Texte fourni:

[DOSSIER] Démographique : des particularités, ou presque…

Une baisse record de la natalité est constatée d’un côté, le vieillissement de la population se poursuit de l’autre. La Nouvelle-Calédonie voit sa démographie se modifier grandement. (© Y.M.)

Les études l’indiquent : la population calédonienne évolue selon des modèles rencontrés en Métropole ou en Polynésie française. Mais des spécificités existent.

♦ UN CREUX SYSTÉMATIQUE

Particularité du territoire visible à chaque recensement depuis 1996, un creux se dessine au même endroit sur les pyramides des âges : au niveau des 15-24 ans, ce qui correspond aux jeunes, garçons ou filles, quittant le Caillou principalement pour étudier. Le solde migratoire établi entre 2014 et 2019 pour cette tranche d’âge est même négatif : – 4 600 personnes. L’émigration est plus importante que l’immigration. Les prochains recensements, de 2024 et 2029, indiqueront si la forte offre de formations à l’Université de Nouville atténue l’impact démographique.

Question importante : les chiffres détenus par l’Institut de la statistique confirment-ils un retour ensuite de ces étudiants ou Calédoniens voyageurs sur le territoire ? Oui, « mais sur une période plus étalée » dans le temps, note l’analyste à l’Isee Laeticia Gooding, « entre cinq et dix ans » après leur envol avec, probablement, une première expérience professionnelle acquise à l’extérieur du lagon.

♦ UN VIEILLISSEMENT

Selon le mode de calcul de l’Isee, une personne de 70 ans pouvait espérer vivre encore, en moyenne, 9,7 ans en 1981. Le chiffre est corrigé à 15 ans, en 2019. Un bond impressionnant qui explique l’élargissement de la tête de la pyramide des âges. Le décalage est réel entre les sexes. Pour les hommes, cette espérance de vie est passée de 8,8 à 13,4 ans. Tandis que l’indicateur bondit de 10,3 à 17 ans chez les femmes.

Si, du fait de la baisse progressive du nombre moyen d’enfants par femme, la part des moins de 15 ans se réduit, la portion des 65 ans et plus à l’inverse augmente, dans les mêmes rapports d’ailleurs : autour de 0,3 % par an ces derniers temps.

♦ LA SURMORTALITÉ CHEZ LES HOMMES

La synthèse de l’Institut de la statistique sur la féminisation de l’emploi et les mutations sociales, publiée en mars, avance une donnée méconnue. « Il naît historiquement plus de garçons que de filles sur le territoire. Toutefois, la surmortalité masculine conduit progressivement à rétablir l’équilibre démographique. À tout âge, la mortalité des hommes est plus forte que celle des femmes. Les décès par morts violentes (accidents, suicides…) sont, par ailleurs, plus fréquents chez les hommes », mentionne l’établissement. « L’équilibre bascule dès l’âge de 25 ans en faveur des femmes, puis les écarts de répartition s’accentuent avec l’âge. Au final, les femmes peuvent espérer vivre six années de plus que les hommes. Ainsi, toutes tranches d’âge confondues, les hommes et les femmes se retrouvent en nombre égal dans la population calédonienne depuis 2019. Avant cette date, il y avait toujours eu plus d’hommes que de femmes sur le territoire. »

Consigne donnée A:
Réécris la portion des entrées qui va du tout début jusqu'à la ligne contenant « category-label: Bengkulu — », ces deux bornes comprises, en remplaçant « bar-top-bevel » par « bar-cap ». Tout le reste demeure identique.

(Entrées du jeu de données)

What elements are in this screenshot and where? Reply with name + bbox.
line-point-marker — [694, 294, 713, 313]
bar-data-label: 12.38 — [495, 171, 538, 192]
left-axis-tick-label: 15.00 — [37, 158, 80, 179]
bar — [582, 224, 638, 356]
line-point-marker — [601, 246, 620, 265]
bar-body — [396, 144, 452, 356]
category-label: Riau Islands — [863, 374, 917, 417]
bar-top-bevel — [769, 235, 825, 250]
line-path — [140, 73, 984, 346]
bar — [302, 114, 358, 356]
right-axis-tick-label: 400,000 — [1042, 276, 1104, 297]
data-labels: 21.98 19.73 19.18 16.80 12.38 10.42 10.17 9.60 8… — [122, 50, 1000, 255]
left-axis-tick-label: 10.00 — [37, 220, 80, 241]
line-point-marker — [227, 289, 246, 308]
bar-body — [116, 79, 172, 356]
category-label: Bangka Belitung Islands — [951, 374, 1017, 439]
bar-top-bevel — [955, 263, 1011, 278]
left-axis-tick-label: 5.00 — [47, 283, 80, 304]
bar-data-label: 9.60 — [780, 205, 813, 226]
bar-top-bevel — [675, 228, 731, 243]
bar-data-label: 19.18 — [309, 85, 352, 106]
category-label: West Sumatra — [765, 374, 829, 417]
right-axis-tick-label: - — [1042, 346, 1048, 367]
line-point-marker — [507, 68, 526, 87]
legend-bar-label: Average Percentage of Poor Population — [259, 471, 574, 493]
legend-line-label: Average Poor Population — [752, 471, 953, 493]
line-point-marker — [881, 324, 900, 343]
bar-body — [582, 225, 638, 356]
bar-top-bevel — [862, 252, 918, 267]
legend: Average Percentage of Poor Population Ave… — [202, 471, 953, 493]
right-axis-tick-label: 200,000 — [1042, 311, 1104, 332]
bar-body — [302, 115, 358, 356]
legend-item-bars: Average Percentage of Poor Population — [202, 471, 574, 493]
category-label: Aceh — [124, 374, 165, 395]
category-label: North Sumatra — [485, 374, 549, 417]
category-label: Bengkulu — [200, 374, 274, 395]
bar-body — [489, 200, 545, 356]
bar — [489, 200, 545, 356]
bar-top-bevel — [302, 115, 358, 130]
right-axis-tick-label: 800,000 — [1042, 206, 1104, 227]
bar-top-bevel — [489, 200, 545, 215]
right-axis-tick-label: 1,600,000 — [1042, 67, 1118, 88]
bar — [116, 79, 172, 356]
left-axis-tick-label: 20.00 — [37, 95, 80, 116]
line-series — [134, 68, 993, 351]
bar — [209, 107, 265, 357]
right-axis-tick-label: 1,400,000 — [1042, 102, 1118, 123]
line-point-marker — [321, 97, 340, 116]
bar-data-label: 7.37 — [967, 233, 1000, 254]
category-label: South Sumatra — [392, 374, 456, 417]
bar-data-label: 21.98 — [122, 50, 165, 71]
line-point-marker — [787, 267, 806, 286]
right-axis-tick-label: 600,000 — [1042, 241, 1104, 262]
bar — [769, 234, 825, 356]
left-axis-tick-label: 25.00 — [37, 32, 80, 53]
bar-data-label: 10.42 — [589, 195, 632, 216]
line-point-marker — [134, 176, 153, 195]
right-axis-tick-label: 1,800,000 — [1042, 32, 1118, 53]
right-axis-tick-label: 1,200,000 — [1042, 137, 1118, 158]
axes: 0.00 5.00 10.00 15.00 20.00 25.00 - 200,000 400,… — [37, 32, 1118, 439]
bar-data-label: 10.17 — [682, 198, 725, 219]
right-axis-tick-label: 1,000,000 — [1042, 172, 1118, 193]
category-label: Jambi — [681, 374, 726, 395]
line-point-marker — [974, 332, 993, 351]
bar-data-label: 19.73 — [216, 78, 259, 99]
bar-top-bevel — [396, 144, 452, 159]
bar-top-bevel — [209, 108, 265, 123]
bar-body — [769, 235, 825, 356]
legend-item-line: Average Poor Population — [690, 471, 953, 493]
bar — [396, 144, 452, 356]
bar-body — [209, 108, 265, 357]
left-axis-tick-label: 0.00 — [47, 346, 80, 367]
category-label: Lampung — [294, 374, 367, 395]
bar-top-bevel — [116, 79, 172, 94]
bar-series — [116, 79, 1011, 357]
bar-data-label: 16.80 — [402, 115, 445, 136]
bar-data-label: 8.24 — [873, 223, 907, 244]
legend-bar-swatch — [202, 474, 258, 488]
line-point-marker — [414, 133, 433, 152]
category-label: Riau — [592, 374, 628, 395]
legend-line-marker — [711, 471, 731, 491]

Consigne donnée B:
Dans l'article sur la démographie calédonienne, transforme en liste concise le paragraphe qui débute par « Selon le mode de calcul de l'Isee », en gardant ses données essentielles.

Résultat obtenu A:
What elements are in this screenshot and where? Reply with name + bbox.
line-point-marker — [694, 294, 713, 313]
bar-data-label: 12.38 — [495, 171, 538, 192]
left-axis-tick-label: 15.00 — [37, 158, 80, 179]
bar — [582, 224, 638, 356]
line-point-marker — [601, 246, 620, 265]
bar-body — [396, 144, 452, 356]
category-label: Riau Islands — [863, 374, 917, 417]
bar-cap — [769, 235, 825, 250]
line-path — [140, 73, 984, 346]
bar — [302, 114, 358, 356]
right-axis-tick-label: 400,000 — [1042, 276, 1104, 297]
data-labels: 21.98 19.73 19.18 16.80 12.38 10.42 10.17 9.60 8… — [122, 50, 1000, 255]
left-axis-tick-label: 10.00 — [37, 220, 80, 241]
line-point-marker — [227, 289, 246, 308]
bar-body — [116, 79, 172, 356]
category-label: Bangka Belitung Islands — [951, 374, 1017, 439]
bar-cap — [955, 263, 1011, 278]
left-axis-tick-label: 5.00 — [47, 283, 80, 304]
bar-data-label: 9.60 — [780, 205, 813, 226]
bar-cap — [675, 228, 731, 243]
bar-data-label: 19.18 — [309, 85, 352, 106]
category-label: West Sumatra — [765, 374, 829, 417]
right-axis-tick-label: - — [1042, 346, 1048, 367]
line-point-marker — [507, 68, 526, 87]
legend-bar-label: Average Percentage of Poor Population — [259, 471, 574, 493]
legend-line-label: Average Poor Population — [752, 471, 953, 493]
line-point-marker — [881, 324, 900, 343]
bar-body — [582, 225, 638, 356]
bar-cap — [862, 252, 918, 267]
legend: Average Percentage of Poor Population Ave… — [202, 471, 953, 493]
right-axis-tick-label: 200,000 — [1042, 311, 1104, 332]
bar-body — [302, 115, 358, 356]
legend-item-bars: Average Percentage of Poor Population — [202, 471, 574, 493]
category-label: Aceh — [124, 374, 165, 395]
category-label: North Sumatra — [485, 374, 549, 417]
category-label: Bengkulu — [200, 374, 274, 395]

Résultat obtenu B:
- Espérance de vie moyenne à 70 ans (calcul de l'Isee) : 9,7 ans en 1981, 15 ans en 2019. Ce bond explique l'élargissement de la tête de la pyramide des âges.
- Hommes : de 8,8 à 13,4 ans.
- Femmes : de 10,3 à 17 ans.